What is required. Return the following items exactly as they are, leaving the pictures out of your answer.

Entries.
——

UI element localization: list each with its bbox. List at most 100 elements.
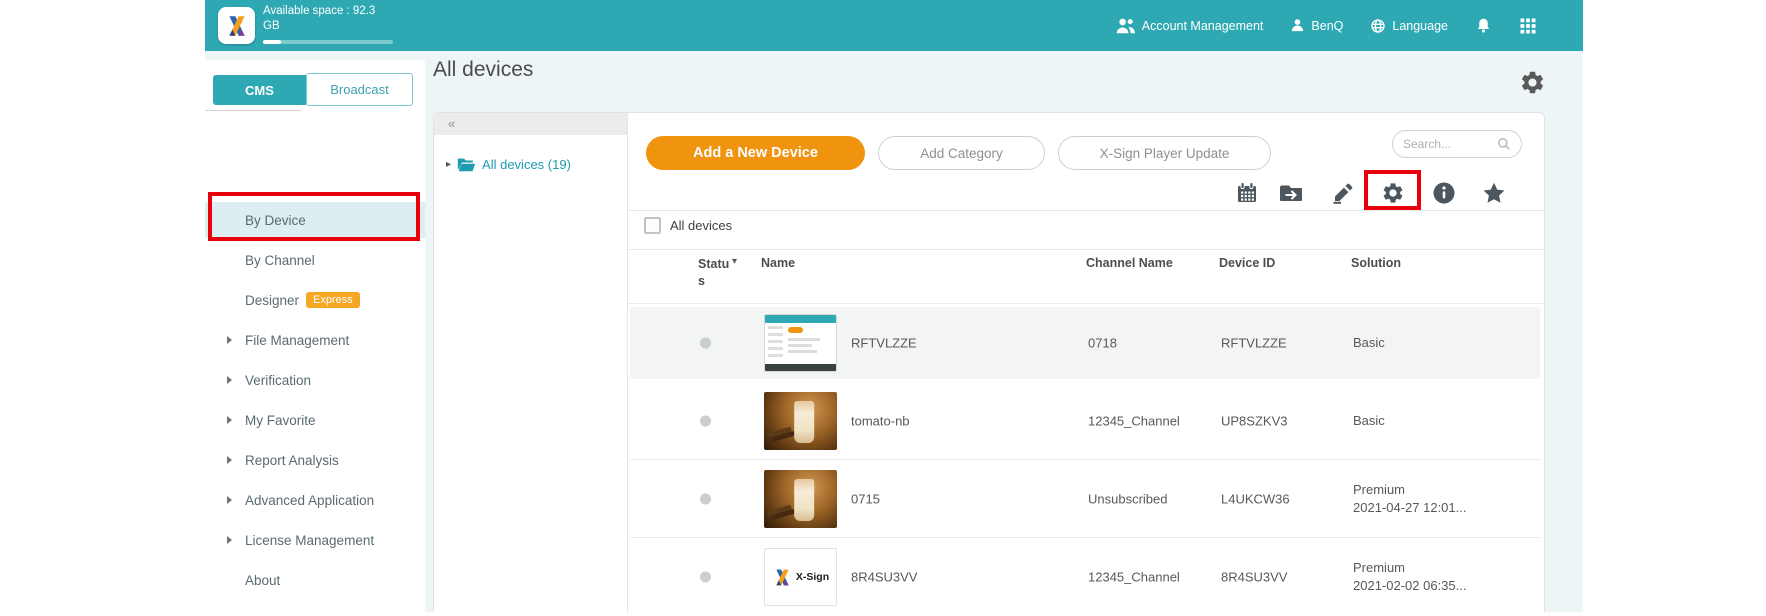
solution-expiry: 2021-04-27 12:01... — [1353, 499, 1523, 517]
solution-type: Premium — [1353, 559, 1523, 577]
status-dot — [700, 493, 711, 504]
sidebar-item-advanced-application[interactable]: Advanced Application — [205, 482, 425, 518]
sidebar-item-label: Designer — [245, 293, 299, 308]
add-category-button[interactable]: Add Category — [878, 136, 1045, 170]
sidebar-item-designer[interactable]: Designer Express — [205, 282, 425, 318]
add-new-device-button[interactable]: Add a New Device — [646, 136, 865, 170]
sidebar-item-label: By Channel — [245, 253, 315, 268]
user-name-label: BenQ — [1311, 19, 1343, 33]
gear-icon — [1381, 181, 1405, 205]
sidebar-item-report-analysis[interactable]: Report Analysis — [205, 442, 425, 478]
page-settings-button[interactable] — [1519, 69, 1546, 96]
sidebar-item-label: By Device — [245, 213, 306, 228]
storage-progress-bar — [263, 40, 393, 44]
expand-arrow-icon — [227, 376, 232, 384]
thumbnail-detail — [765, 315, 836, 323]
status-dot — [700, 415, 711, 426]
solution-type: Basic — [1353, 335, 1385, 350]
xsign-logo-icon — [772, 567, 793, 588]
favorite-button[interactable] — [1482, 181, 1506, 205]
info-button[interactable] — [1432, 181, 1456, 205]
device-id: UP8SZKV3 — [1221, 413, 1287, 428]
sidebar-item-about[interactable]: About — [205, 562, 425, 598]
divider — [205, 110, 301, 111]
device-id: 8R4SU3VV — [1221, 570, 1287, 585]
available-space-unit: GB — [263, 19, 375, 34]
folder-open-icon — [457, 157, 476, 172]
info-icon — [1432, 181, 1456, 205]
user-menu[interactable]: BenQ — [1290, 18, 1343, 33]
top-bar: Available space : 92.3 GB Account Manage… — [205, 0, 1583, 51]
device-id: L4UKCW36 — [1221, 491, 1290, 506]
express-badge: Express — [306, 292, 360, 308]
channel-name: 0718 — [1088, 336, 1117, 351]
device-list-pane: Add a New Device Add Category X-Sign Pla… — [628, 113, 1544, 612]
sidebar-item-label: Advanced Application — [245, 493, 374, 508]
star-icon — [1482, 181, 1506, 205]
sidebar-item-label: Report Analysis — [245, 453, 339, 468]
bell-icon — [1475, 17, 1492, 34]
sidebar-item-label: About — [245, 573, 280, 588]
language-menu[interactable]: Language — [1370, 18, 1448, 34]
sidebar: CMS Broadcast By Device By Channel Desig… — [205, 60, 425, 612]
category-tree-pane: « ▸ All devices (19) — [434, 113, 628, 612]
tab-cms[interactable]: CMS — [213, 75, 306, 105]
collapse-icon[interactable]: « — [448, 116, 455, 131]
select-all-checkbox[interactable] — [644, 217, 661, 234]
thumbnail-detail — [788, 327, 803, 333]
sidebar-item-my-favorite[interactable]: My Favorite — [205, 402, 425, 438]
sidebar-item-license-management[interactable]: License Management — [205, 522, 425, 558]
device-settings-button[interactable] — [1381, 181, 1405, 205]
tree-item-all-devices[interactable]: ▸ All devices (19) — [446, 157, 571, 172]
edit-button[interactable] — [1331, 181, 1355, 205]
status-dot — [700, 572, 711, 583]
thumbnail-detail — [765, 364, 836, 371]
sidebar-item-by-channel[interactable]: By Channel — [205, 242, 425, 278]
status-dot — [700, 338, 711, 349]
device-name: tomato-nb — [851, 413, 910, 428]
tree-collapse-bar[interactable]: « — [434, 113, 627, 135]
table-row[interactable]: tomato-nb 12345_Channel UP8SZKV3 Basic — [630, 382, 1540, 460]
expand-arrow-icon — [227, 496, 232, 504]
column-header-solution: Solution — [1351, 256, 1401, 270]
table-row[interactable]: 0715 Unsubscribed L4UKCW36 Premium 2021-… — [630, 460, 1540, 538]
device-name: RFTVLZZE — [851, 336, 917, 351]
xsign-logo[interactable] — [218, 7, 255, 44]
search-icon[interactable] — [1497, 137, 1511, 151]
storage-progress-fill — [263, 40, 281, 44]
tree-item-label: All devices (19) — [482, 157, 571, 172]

——

Exercise result.
UI element localization: list each with its bbox. List at most 100 elements.
solution-expiry: 2021-04-27 12:01... — [1353, 499, 1523, 517]
solution-type: Premium — [1353, 559, 1523, 577]
status-dot — [700, 493, 711, 504]
sidebar-item-advanced-application[interactable]: Advanced Application — [205, 482, 425, 518]
sidebar-item-label: Designer — [245, 293, 299, 308]
add-category-button[interactable]: Add Category — [878, 136, 1045, 170]
sidebar-item-designer[interactable]: Designer Express — [205, 282, 425, 318]
add-new-device-button[interactable]: Add a New Device — [646, 136, 865, 170]
sidebar-item-label: By Channel — [245, 253, 315, 268]
user-name-label: BenQ — [1311, 19, 1343, 33]
gear-icon — [1381, 181, 1405, 205]
sidebar-item-report-analysis[interactable]: Report Analysis — [205, 442, 425, 478]
page-settings-button[interactable] — [1519, 69, 1546, 96]
sidebar-item-label: By Device — [245, 213, 306, 228]
storage-progress-bar — [263, 40, 393, 44]
expand-arrow-icon — [227, 376, 232, 384]
thumbnail-detail — [765, 315, 836, 323]
status-dot — [700, 415, 711, 426]
solution-type: Basic — [1353, 335, 1385, 350]
xsign-logo-icon — [772, 567, 793, 588]
favorite-button[interactable] — [1482, 181, 1506, 205]
info-button[interactable] — [1432, 181, 1456, 205]
device-id: UP8SZKV3 — [1221, 413, 1287, 428]
sidebar-item-about[interactable]: About — [205, 562, 425, 598]
divider — [205, 110, 301, 111]
device-id: 8R4SU3VV — [1221, 570, 1287, 585]
available-space-unit: GB — [263, 19, 375, 34]
folder-open-icon — [457, 157, 476, 172]
info-icon — [1432, 181, 1456, 205]
user-menu[interactable]: BenQ — [1290, 18, 1343, 33]
top-bar: Available space : 92.3 GB Account Manage… — [205, 0, 1583, 51]
device-id: L4UKCW36 — [1221, 491, 1290, 506]
express-badge: Express — [306, 292, 360, 308]
channel-name: 0718 — [1088, 336, 1117, 351]
device-list-pane: Add a New Device Add Category X-Sign Pla… — [628, 113, 1544, 612]
sidebar-item-label: Advanced Application — [245, 493, 374, 508]
star-icon — [1482, 181, 1506, 205]
sidebar-item-label: Report Analysis — [245, 453, 339, 468]
bell-icon — [1475, 17, 1492, 34]
sidebar-item-label: About — [245, 573, 280, 588]
language-menu[interactable]: Language — [1370, 18, 1448, 34]
sidebar: CMS Broadcast By Device By Channel Desig… — [205, 60, 425, 612]
category-tree-pane: « ▸ All devices (19) — [434, 113, 628, 612]
tab-cms[interactable]: CMS — [213, 75, 306, 105]
collapse-icon[interactable]: « — [448, 116, 455, 131]
select-all-checkbox[interactable] — [644, 217, 661, 234]
thumbnail-detail — [788, 327, 803, 333]
sidebar-item-my-favorite[interactable]: My Favorite — [205, 402, 425, 438]
sidebar-item-license-management[interactable]: License Management — [205, 522, 425, 558]
device-settings-button[interactable] — [1381, 181, 1405, 205]
tree-item-all-devices[interactable]: ▸ All devices (19) — [446, 157, 571, 172]
edit-button[interactable] — [1331, 181, 1355, 205]
status-dot — [700, 572, 711, 583]
thumbnail-detail — [765, 364, 836, 371]
sidebar-item-by-channel[interactable]: By Channel — [205, 242, 425, 278]
status-dot — [700, 338, 711, 349]
device-name: tomato-nb — [851, 413, 910, 428]
tree-collapse-bar[interactable]: « — [434, 113, 627, 135]
table-row[interactable]: tomato-nb 12345_Channel UP8SZKV3 Basic — [630, 382, 1540, 460]
expand-arrow-icon — [227, 496, 232, 504]
column-header-solution: Solution — [1351, 256, 1401, 270]
table-row[interactable]: 0715 Unsubscribed L4UKCW36 Premium 2021-… — [630, 460, 1540, 538]
device-name: RFTVLZZE — [851, 336, 917, 351]
xsign-logo[interactable] — [218, 7, 255, 44]
search-icon[interactable] — [1497, 137, 1511, 151]
storage-progress-fill — [263, 40, 281, 44]
tree-item-label: All devices (19) — [482, 157, 571, 172]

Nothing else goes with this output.